> PROBLEM REQUIREMENTS
Output each entry that follows exactly. Images stay out.

> PROVIDED RECORDS

● ● ●

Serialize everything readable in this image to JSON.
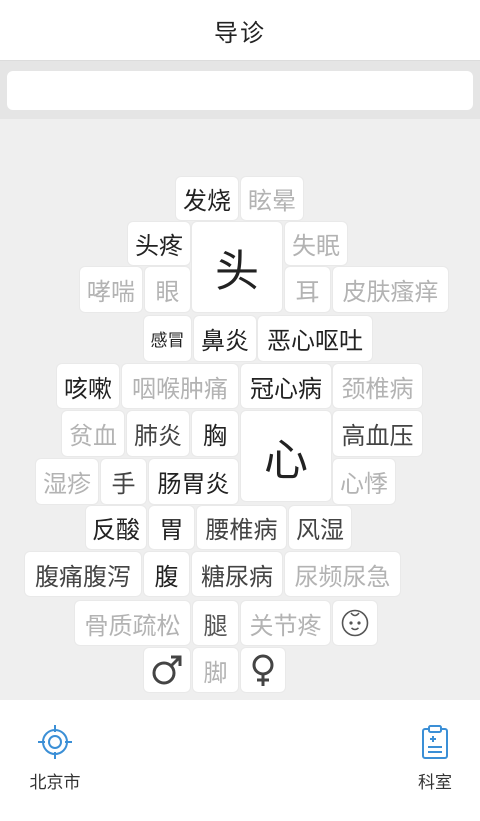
{
  "header": {
    "title": "导诊"
  },
  "search": {
    "value": "",
    "placeholder": ""
  },
  "symptoms": {
    "fashao": "发烧",
    "xuanyun": "眩晕",
    "touteng": "头疼",
    "tou": "头",
    "shimian": "失眠",
    "xiaochuan": "哮喘",
    "yan": "眼",
    "er": "耳",
    "pifusaoyang": "皮肤瘙痒",
    "ganmao": "感冒",
    "biyan": "鼻炎",
    "exinoutu": "恶心呕吐",
    "kesou": "咳嗽",
    "yanhouzhongtong": "咽喉肿痛",
    "guanxinbing": "冠心病",
    "jingzhuibing": "颈椎病",
    "pinxue": "贫血",
    "feiyan": "肺炎",
    "xiong": "胸",
    "xin": "心",
    "gaoxueya": "高血压",
    "shizhen": "湿疹",
    "shou": "手",
    "changweiyan": "肠胃炎",
    "xinji": "心悸",
    "fansuan": "反酸",
    "wei": "胃",
    "yaozhuibing": "腰椎病",
    "fengshi": "风湿",
    "futongfuxie": "腹痛腹泻",
    "fu": "腹",
    "tangniaobing": "糖尿病",
    "niaopinniaoji": "尿频尿急",
    "guzhishusong": "骨质疏松",
    "tui": "腿",
    "guanjieteng": "关节疼",
    "jiao": "脚"
  },
  "tabs": {
    "location": "北京市",
    "department": "科室"
  },
  "colors": {
    "accent": "#3b8fd6",
    "dark_text": "#222222",
    "light_text": "#b3b3b3"
  }
}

● ● ●

> THE COMPLETED TASK
Serialize everything readable in this image to JSON.
{
  "header": {
    "title": "导诊"
  },
  "search": {
    "value": "",
    "placeholder": ""
  },
  "symptoms": {
    "fashao": "发烧",
    "xuanyun": "眩晕",
    "touteng": "头疼",
    "tou": "头",
    "shimian": "失眠",
    "xiaochuan": "哮喘",
    "yan": "眼",
    "er": "耳",
    "pifusaoyang": "皮肤瘙痒",
    "ganmao": "感冒",
    "biyan": "鼻炎",
    "exinoutu": "恶心呕吐",
    "kesou": "咳嗽",
    "yanhouzhongtong": "咽喉肿痛",
    "guanxinbing": "冠心病",
    "jingzhuibing": "颈椎病",
    "pinxue": "贫血",
    "feiyan": "肺炎",
    "xiong": "胸",
    "xin": "心",
    "gaoxueya": "高血压",
    "shizhen": "湿疹",
    "shou": "手",
    "changweiyan": "肠胃炎",
    "xinji": "心悸",
    "fansuan": "反酸",
    "wei": "胃",
    "yaozhuibing": "腰椎病",
    "fengshi": "风湿",
    "futongfuxie": "腹痛腹泻",
    "fu": "腹",
    "tangniaobing": "糖尿病",
    "niaopinniaoji": "尿频尿急",
    "guzhishusong": "骨质疏松",
    "tui": "腿",
    "guanjieteng": "关节疼",
    "jiao": "脚"
  },
  "tabs": {
    "location": "北京市",
    "department": "科室"
  },
  "colors": {
    "accent": "#3b8fd6",
    "dark_text": "#222222",
    "light_text": "#b3b3b3"
  }
}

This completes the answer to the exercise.